* Stated task
Extract each line containing the string "同比变化".

* Available data
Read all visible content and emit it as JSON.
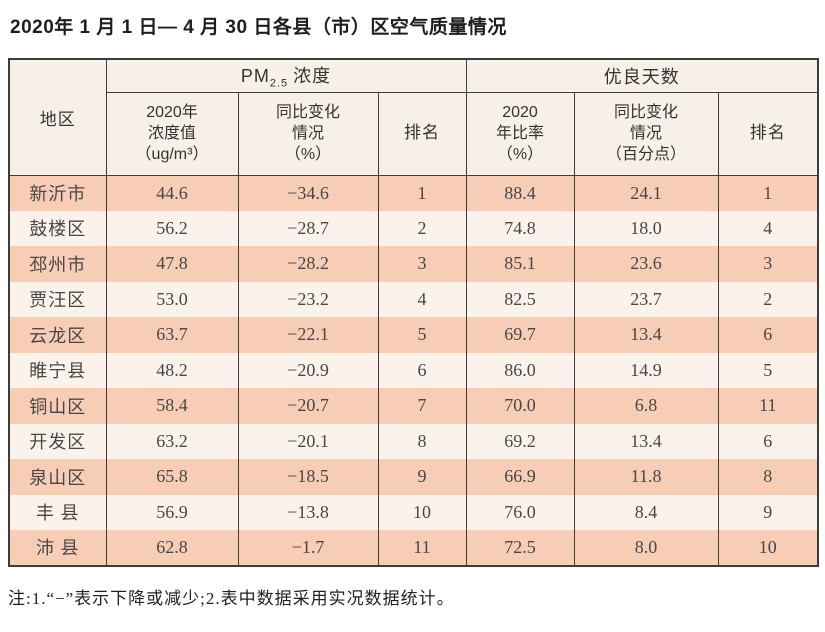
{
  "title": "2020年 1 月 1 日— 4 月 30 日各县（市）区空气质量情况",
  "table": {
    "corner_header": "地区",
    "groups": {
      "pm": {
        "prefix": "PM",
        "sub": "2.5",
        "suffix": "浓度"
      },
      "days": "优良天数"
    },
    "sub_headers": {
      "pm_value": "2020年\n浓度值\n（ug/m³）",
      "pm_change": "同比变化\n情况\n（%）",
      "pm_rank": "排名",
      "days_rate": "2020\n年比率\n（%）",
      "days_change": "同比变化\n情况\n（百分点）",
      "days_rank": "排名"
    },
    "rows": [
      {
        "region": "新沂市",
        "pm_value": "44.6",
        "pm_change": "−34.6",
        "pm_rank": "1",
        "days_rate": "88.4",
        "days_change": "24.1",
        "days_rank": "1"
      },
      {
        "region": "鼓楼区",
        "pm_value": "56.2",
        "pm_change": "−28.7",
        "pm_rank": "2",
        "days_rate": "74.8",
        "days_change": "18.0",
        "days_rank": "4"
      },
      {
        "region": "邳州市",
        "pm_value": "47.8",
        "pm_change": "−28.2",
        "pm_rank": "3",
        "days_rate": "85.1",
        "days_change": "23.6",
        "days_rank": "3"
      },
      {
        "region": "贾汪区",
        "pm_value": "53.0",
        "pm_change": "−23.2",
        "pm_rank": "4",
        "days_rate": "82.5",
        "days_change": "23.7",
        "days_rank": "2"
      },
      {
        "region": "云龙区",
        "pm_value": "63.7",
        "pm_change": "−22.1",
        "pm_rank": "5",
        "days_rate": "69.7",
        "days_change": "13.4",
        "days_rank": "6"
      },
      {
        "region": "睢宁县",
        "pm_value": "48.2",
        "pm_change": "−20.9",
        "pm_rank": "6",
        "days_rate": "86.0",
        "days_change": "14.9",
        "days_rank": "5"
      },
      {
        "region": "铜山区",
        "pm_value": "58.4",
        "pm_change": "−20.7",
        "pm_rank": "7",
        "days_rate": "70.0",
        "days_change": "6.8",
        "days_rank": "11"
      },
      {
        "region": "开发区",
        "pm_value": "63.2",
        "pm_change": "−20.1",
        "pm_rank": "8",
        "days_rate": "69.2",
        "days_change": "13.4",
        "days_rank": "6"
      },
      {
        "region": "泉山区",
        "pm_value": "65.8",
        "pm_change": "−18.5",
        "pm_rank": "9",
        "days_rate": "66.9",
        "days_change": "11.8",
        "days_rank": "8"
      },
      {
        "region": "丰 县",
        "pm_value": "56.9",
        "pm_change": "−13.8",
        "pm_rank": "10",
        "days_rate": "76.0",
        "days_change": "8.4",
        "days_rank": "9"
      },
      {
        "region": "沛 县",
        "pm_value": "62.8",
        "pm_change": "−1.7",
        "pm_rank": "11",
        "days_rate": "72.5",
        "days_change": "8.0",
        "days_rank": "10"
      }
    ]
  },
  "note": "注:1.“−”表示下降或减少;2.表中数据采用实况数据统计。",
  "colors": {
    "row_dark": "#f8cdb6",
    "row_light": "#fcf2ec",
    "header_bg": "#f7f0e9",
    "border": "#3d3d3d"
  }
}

--

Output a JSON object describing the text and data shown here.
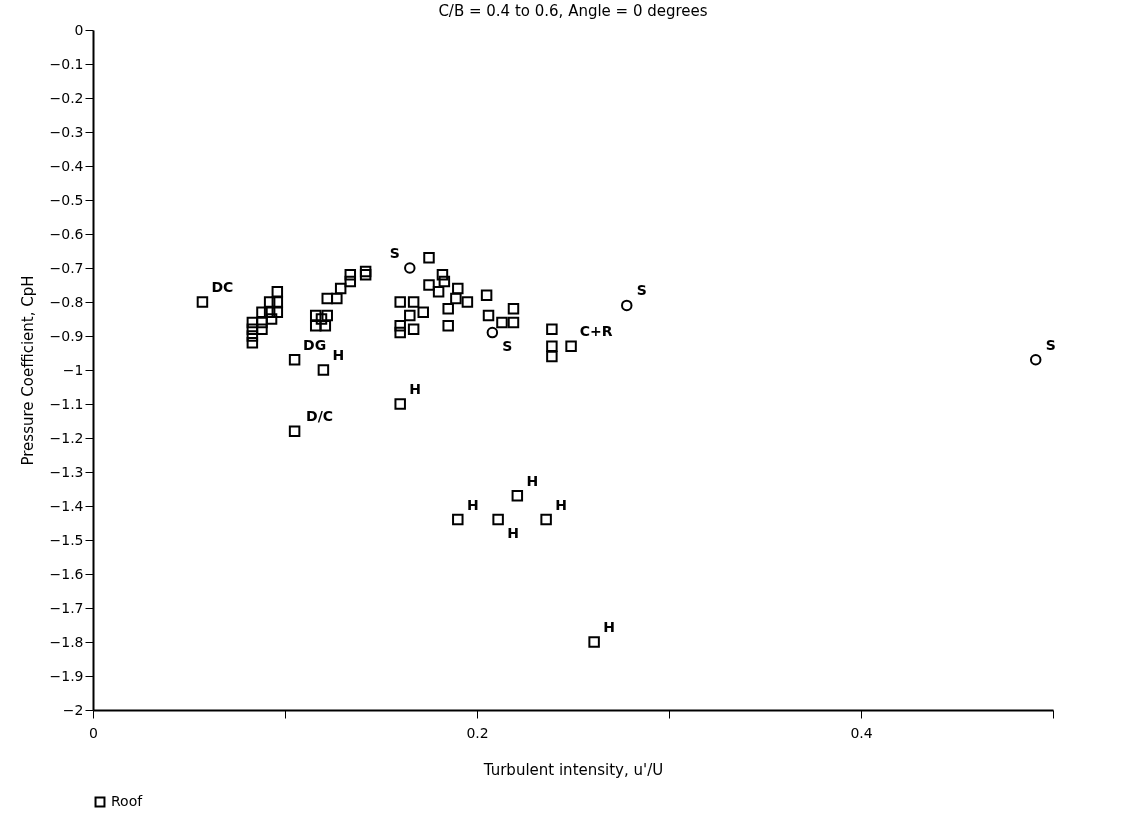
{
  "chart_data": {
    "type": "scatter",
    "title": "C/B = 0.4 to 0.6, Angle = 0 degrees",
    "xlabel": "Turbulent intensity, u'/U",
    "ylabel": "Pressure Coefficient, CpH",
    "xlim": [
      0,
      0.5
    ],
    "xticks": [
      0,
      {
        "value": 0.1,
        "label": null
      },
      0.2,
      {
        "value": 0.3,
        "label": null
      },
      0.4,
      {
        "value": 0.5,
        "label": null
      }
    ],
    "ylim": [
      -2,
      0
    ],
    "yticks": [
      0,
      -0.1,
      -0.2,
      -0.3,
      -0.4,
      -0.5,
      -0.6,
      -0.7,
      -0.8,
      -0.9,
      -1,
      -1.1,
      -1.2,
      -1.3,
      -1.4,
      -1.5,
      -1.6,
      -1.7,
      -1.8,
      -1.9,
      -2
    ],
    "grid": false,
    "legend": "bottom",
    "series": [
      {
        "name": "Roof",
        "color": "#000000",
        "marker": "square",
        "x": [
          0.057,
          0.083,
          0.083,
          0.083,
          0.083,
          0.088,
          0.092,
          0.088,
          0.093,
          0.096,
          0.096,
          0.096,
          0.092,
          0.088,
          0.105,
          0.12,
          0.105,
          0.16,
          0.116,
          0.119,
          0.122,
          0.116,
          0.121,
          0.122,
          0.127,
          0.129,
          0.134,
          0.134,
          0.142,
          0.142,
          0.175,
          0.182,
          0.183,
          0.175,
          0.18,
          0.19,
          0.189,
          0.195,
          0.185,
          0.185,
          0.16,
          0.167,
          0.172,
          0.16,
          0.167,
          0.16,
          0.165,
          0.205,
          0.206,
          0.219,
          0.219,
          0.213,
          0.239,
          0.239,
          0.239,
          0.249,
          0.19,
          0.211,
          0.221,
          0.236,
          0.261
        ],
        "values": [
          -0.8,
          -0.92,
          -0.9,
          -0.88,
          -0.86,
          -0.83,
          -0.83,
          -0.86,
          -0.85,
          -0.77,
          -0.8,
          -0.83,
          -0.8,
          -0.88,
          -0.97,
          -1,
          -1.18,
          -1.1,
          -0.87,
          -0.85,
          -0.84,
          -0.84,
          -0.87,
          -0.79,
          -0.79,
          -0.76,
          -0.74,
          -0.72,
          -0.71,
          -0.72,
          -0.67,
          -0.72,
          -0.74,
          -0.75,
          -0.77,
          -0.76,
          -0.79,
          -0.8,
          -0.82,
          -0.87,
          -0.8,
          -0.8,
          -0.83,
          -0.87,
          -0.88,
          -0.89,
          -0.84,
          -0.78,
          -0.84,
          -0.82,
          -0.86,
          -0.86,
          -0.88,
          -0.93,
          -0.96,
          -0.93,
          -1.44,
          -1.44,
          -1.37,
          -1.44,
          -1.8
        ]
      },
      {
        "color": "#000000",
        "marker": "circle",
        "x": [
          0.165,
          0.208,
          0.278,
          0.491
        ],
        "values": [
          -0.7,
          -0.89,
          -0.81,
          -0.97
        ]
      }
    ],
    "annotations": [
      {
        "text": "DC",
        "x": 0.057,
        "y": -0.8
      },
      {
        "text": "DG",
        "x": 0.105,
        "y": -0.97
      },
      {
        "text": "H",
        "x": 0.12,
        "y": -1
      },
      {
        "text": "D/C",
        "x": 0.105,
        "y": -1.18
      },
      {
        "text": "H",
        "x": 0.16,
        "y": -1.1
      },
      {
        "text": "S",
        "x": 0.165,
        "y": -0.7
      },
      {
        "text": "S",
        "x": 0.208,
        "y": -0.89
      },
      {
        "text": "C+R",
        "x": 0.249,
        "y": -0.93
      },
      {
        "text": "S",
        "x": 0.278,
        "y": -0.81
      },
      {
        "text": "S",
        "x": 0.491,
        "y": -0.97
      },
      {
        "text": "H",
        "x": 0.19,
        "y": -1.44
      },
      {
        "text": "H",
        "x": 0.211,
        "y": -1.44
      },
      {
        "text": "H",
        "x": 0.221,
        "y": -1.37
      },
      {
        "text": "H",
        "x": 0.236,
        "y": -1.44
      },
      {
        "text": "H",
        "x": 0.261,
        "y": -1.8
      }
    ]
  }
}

* The reply
      "pm_change": "同比变化\n情况\n（%）",
      "days_change": "同比变化\n情况\n（百分点）",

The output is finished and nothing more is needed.